Given exercise » Produce an exact copy of all the records.

# # #

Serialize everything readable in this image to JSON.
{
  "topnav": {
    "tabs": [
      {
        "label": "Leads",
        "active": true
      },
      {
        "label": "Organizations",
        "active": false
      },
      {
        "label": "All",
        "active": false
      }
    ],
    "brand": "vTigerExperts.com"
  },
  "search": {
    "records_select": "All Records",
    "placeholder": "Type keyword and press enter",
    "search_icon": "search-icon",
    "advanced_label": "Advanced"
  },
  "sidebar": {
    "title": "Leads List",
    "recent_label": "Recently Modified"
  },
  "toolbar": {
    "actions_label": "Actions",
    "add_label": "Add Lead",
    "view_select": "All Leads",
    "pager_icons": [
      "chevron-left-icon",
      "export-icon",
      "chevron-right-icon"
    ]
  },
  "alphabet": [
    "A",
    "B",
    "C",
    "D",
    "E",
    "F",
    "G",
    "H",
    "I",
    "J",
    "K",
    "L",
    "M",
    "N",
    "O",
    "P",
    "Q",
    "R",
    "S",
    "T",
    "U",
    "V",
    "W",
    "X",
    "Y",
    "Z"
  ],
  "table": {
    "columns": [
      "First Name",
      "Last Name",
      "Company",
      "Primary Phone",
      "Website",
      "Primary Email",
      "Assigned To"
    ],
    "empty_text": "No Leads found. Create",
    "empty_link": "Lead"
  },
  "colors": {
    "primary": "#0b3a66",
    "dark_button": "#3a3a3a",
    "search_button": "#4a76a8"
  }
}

# # #

Expected answer »
Serialize everything readable in this image to JSON.
{
  "topnav": {
    "tabs": [
      {
        "label": "Leads",
        "active": true
      },
      {
        "label": "Organizations",
        "active": false
      },
      {
        "label": "All",
        "active": false
      }
    ],
    "brand": "vTigerExperts.com"
  },
  "search": {
    "records_select": "All Records",
    "placeholder": "Type keyword and press enter",
    "search_icon": "search-icon",
    "advanced_label": "Advanced"
  },
  "sidebar": {
    "title": "Leads List",
    "recent_label": "Recently Modified"
  },
  "toolbar": {
    "actions_label": "Actions",
    "add_label": "Add Lead",
    "view_select": "All Leads",
    "pager_icons": [
      "chevron-left-icon",
      "export-icon",
      "chevron-right-icon"
    ]
  },
  "alphabet": [
    "A",
    "B",
    "C",
    "D",
    "E",
    "F",
    "G",
    "H",
    "I",
    "J",
    "K",
    "L",
    "M",
    "N",
    "O",
    "P",
    "Q",
    "R",
    "S",
    "T",
    "U",
    "V",
    "W",
    "X",
    "Y",
    "Z"
  ],
  "table": {
    "columns": [
      "First Name",
      "Last Name",
      "Company",
      "Primary Phone",
      "Website",
      "Primary Email",
      "Assigned To"
    ],
    "empty_text": "No Leads found. Create",
    "empty_link": "Lead"
  },
  "colors": {
    "primary": "#0b3a66",
    "dark_button": "#3a3a3a",
    "search_button": "#4a76a8"
  }
}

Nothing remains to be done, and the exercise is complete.